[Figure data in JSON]
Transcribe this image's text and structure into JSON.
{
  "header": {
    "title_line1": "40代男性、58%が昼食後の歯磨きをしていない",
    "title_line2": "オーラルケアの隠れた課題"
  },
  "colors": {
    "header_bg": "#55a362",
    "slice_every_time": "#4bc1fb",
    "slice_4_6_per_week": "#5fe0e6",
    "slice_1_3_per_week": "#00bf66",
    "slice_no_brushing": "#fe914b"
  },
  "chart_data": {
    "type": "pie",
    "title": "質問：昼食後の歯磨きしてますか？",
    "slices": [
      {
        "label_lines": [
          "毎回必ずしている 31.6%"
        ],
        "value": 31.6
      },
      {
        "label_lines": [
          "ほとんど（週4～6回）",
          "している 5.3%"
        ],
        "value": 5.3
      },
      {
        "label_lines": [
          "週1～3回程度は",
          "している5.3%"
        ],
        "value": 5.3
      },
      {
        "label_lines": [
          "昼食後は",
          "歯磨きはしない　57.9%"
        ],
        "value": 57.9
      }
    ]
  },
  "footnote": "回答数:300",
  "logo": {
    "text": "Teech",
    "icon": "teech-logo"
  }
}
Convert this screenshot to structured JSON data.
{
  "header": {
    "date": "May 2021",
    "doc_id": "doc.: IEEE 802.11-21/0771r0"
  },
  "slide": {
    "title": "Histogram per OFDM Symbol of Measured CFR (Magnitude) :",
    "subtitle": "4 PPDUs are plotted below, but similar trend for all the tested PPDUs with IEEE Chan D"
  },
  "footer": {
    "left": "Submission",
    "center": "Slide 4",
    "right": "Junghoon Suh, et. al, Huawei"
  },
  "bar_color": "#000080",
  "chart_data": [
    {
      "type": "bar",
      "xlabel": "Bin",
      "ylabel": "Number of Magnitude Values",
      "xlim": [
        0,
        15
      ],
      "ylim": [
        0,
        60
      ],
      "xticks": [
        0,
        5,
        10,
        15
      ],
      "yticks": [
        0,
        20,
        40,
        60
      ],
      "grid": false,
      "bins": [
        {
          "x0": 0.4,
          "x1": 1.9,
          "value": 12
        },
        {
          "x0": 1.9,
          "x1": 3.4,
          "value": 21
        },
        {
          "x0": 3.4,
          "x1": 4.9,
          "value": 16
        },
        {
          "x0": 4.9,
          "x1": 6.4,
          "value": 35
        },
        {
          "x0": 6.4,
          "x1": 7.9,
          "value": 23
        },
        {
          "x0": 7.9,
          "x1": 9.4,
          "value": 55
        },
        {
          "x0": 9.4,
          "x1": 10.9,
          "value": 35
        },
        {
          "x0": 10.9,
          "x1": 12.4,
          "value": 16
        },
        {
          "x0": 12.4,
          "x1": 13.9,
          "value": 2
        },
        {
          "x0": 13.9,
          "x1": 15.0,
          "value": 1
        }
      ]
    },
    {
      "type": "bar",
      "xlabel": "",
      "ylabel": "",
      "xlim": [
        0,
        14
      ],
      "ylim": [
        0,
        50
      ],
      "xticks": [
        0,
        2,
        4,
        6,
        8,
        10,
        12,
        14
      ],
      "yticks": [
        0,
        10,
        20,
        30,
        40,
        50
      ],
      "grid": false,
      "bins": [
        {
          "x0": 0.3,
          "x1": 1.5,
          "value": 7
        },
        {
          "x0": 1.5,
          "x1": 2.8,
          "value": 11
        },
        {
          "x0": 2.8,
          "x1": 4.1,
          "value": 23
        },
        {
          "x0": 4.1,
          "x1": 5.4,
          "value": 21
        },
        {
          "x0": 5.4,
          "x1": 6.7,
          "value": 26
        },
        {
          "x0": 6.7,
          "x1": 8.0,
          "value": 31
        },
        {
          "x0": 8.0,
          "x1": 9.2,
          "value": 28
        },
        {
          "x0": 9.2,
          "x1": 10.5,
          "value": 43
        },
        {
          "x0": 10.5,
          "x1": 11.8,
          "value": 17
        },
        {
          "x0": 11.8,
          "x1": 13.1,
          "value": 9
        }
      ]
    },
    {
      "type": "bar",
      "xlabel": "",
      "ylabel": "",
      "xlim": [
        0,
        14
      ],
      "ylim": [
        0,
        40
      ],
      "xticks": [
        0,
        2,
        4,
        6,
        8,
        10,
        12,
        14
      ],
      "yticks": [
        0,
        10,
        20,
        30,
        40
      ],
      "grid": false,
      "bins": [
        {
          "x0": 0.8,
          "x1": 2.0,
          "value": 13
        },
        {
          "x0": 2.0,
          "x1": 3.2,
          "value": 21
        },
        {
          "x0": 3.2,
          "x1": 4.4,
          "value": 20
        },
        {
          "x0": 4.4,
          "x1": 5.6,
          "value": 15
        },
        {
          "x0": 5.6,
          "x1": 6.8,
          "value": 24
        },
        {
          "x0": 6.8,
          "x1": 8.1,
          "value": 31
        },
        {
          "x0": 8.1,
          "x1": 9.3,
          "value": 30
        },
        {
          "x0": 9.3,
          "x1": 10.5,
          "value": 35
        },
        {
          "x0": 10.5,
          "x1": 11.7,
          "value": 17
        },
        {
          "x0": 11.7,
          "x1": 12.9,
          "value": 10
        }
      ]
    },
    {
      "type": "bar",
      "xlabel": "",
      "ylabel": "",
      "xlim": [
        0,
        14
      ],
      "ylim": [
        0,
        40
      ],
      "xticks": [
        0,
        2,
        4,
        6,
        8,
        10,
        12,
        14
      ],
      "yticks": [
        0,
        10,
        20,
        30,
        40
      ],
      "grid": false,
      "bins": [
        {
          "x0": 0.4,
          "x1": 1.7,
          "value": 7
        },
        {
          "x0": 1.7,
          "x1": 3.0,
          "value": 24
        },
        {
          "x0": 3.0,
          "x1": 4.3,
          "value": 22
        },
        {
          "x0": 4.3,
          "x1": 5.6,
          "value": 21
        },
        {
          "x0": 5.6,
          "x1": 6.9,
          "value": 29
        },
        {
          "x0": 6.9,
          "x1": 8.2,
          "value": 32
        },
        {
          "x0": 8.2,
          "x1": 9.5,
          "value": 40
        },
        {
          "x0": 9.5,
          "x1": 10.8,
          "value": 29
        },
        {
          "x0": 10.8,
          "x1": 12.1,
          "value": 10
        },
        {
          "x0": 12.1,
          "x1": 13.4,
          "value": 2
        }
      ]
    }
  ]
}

> Task to carry out: Your answer should be a single number: the count of lines in the data that include the word "IEEE".

> Answer below: 2